::: Supplied material :::

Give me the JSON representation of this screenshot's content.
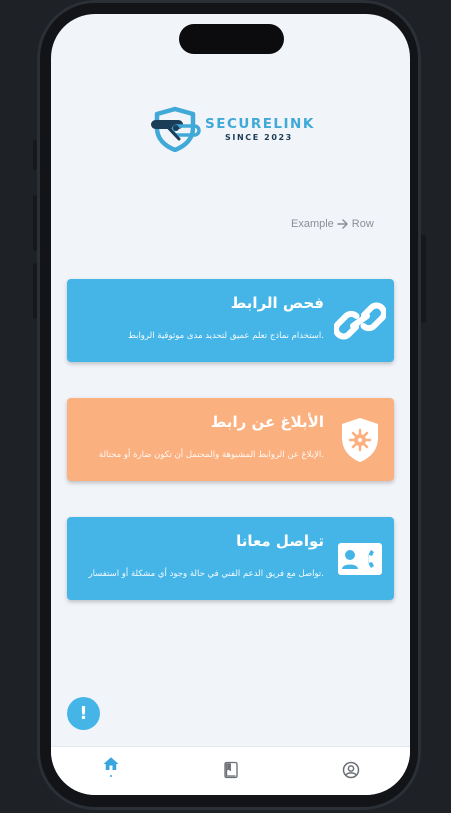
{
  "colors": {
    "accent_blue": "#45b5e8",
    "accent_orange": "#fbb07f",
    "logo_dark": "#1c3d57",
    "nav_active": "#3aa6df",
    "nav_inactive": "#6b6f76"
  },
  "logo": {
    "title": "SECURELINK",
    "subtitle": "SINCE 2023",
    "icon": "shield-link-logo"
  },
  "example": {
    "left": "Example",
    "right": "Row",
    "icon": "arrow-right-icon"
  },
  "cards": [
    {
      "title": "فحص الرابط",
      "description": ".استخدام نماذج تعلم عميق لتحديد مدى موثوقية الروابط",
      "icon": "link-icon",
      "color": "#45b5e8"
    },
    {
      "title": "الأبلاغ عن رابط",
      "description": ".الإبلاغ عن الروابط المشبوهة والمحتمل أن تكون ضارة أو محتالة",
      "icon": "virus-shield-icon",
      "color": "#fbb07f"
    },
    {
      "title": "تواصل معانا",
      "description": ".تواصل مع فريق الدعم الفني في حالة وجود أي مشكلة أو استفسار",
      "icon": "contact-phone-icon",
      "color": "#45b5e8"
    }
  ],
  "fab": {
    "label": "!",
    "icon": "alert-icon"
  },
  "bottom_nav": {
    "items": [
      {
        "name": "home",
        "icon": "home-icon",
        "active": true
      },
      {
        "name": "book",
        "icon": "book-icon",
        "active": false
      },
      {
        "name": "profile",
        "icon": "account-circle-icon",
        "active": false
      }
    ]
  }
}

:::
::: Supplied material :::

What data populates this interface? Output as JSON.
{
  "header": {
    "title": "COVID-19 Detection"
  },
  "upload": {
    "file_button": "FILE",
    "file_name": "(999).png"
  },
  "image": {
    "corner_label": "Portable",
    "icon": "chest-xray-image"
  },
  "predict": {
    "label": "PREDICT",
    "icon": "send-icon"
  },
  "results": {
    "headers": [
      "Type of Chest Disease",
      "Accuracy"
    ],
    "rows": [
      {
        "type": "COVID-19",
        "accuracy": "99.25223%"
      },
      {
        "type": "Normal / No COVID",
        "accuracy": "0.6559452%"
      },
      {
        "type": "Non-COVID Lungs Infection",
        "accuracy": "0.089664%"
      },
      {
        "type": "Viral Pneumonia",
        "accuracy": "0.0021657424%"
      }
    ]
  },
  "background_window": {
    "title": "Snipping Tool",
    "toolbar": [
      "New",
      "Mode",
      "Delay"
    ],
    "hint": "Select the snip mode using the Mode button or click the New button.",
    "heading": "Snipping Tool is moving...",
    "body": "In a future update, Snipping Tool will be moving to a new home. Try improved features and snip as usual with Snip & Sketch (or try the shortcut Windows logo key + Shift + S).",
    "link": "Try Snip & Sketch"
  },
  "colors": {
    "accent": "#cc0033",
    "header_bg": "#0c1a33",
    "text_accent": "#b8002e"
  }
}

:::

* _Your assignment_: Lines that hold "COVID" are the ones to copy, so pick each out from the data.

* _Your response_:
    "title": "COVID-19 Detection"
        "type": "COVID-19",
        "type": "Normal / No COVID",
        "type": "Non-COVID Lungs Infection",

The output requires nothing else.